#### DATA EXCERPTS

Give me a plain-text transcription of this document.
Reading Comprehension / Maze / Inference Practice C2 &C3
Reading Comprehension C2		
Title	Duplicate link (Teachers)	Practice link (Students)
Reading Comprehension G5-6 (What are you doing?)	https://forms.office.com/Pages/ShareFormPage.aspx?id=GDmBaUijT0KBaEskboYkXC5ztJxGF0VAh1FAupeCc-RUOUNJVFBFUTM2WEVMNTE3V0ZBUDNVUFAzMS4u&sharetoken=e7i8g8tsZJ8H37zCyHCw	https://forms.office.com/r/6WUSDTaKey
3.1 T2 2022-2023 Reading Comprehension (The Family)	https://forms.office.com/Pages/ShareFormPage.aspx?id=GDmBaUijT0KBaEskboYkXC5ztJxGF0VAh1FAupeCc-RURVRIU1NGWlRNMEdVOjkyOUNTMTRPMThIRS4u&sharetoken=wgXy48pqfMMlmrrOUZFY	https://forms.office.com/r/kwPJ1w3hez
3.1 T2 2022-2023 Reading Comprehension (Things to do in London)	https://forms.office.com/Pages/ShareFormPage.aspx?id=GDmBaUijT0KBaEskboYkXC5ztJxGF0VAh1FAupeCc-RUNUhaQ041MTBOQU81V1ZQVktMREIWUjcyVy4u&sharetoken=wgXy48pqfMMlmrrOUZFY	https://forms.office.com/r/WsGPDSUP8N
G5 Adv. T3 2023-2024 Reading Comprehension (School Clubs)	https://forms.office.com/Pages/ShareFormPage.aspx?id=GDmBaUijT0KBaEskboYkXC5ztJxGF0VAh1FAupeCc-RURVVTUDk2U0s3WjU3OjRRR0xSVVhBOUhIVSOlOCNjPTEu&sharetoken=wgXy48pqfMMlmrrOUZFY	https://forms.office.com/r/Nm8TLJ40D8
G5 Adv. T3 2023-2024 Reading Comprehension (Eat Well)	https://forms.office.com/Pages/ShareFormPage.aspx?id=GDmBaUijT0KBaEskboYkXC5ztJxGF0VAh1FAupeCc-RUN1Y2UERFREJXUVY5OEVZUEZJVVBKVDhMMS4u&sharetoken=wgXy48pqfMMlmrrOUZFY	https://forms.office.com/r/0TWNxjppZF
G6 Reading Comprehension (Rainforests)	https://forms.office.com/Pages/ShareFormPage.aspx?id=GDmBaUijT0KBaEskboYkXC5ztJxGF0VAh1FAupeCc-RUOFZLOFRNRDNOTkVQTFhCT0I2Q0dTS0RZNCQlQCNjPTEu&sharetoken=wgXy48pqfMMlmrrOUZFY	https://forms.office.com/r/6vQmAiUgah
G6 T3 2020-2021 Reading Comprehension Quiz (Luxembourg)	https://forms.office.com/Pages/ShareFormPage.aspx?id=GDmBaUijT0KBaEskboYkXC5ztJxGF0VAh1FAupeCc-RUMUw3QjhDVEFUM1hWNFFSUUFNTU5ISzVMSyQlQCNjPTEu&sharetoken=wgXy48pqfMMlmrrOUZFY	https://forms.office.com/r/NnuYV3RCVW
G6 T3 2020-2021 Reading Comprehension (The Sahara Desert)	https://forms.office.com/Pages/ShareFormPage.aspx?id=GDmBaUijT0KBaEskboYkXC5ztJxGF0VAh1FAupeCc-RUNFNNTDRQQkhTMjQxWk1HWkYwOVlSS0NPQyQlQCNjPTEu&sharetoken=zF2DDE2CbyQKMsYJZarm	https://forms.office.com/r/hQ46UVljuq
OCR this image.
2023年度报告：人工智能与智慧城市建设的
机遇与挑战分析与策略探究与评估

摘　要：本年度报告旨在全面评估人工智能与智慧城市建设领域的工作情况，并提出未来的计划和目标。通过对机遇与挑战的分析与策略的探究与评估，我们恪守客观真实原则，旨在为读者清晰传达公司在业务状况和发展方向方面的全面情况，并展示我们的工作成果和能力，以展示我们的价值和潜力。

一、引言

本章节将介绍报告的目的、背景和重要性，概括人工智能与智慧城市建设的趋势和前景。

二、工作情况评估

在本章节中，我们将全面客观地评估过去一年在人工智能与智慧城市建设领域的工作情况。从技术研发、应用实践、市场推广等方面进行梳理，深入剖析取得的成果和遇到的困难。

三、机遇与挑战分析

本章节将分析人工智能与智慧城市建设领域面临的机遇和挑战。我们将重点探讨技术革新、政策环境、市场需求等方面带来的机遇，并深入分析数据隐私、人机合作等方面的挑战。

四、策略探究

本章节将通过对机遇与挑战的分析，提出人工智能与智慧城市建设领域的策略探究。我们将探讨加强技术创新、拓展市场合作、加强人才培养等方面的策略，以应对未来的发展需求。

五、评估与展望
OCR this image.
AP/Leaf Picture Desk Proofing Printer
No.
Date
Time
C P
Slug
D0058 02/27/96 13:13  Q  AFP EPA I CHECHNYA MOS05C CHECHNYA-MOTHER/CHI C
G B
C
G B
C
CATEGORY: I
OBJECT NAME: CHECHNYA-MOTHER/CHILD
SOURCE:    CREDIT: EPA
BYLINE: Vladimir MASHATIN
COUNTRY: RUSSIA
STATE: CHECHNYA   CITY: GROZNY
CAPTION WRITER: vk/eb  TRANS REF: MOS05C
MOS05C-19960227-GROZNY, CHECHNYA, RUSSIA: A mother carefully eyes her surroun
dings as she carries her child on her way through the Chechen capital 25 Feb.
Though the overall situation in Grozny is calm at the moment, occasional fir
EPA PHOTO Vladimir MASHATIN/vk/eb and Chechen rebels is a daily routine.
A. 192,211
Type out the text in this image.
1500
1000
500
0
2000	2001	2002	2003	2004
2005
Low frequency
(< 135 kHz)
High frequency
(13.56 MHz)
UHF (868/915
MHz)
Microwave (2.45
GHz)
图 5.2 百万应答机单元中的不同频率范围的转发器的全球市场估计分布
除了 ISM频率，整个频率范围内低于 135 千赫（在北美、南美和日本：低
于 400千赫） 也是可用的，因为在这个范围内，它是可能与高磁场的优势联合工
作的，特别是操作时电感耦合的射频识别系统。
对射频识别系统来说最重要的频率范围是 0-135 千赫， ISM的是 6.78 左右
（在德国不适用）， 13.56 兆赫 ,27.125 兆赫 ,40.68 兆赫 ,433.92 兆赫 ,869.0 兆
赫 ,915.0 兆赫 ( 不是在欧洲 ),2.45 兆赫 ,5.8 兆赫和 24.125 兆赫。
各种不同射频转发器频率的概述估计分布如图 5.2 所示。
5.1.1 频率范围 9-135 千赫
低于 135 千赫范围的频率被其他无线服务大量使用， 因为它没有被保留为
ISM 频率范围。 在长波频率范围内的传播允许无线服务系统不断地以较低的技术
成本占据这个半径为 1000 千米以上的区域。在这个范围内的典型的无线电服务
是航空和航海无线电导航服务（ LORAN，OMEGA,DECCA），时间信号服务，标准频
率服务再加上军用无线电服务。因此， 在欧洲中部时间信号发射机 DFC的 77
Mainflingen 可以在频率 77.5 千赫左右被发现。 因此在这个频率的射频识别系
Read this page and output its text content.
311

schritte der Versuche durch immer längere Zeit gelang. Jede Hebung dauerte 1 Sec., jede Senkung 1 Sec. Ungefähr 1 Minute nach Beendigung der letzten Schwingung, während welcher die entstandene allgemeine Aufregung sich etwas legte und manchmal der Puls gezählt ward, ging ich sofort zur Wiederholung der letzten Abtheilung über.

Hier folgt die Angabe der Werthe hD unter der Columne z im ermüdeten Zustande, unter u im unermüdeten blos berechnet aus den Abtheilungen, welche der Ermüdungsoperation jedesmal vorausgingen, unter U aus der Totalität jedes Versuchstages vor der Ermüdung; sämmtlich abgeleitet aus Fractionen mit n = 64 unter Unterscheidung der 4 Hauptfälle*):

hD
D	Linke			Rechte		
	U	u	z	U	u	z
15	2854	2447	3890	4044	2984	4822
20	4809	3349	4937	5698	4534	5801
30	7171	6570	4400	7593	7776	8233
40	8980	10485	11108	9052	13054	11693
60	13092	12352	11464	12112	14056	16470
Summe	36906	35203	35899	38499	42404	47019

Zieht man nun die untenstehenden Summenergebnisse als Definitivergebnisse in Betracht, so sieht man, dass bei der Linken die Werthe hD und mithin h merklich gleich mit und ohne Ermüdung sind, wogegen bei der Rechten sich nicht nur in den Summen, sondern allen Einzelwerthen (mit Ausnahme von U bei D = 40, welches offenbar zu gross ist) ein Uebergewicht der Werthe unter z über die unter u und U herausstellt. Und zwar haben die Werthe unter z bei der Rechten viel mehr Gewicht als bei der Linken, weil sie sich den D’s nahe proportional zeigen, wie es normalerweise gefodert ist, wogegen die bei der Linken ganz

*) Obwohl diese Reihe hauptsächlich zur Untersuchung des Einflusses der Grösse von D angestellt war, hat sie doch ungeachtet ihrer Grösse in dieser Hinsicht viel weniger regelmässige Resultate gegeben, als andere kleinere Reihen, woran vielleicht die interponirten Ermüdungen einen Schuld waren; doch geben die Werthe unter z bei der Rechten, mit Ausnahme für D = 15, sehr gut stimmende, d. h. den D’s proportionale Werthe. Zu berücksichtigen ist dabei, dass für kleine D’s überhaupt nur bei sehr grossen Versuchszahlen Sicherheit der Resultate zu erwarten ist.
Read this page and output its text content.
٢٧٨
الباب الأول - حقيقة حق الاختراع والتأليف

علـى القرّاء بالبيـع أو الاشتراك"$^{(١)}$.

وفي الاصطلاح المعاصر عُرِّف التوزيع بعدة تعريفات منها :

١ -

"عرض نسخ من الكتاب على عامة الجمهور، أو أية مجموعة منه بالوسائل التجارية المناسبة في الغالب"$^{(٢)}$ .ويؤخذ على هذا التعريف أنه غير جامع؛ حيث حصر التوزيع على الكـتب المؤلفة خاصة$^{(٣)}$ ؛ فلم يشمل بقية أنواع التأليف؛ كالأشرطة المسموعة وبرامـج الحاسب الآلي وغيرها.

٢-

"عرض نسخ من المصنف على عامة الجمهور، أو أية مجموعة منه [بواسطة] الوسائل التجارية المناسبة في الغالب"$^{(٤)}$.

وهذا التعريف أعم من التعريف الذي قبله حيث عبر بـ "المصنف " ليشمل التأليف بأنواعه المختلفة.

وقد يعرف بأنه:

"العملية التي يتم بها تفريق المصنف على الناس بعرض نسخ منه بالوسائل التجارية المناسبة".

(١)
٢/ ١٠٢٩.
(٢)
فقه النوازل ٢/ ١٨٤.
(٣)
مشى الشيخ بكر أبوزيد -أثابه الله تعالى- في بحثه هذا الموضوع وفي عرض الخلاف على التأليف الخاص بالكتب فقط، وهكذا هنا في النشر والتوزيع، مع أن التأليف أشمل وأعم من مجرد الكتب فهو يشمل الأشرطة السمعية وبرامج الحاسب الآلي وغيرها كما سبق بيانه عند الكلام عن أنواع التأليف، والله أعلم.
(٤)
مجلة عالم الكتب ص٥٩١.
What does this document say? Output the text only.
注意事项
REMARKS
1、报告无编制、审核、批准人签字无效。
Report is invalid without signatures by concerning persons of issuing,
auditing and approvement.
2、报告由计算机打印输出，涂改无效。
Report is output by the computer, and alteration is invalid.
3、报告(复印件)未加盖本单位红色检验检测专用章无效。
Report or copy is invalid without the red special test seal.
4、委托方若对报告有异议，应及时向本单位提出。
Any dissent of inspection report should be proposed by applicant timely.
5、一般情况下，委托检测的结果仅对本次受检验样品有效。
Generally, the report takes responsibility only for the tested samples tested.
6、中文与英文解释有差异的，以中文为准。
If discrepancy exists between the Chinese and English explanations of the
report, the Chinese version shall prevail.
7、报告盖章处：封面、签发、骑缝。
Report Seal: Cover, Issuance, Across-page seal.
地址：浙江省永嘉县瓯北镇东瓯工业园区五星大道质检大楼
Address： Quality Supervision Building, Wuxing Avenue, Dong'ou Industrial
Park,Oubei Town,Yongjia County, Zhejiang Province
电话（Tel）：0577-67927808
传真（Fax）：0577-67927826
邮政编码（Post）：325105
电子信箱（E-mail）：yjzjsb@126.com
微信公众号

########

→ WHAT YOU NEED TO DO
Locate each line containing the string "without" and show it.

→ SOLVED EXERCISE
Report is invalid without signatures by concerning persons of issuing,
Report or copy is invalid without the red special test seal.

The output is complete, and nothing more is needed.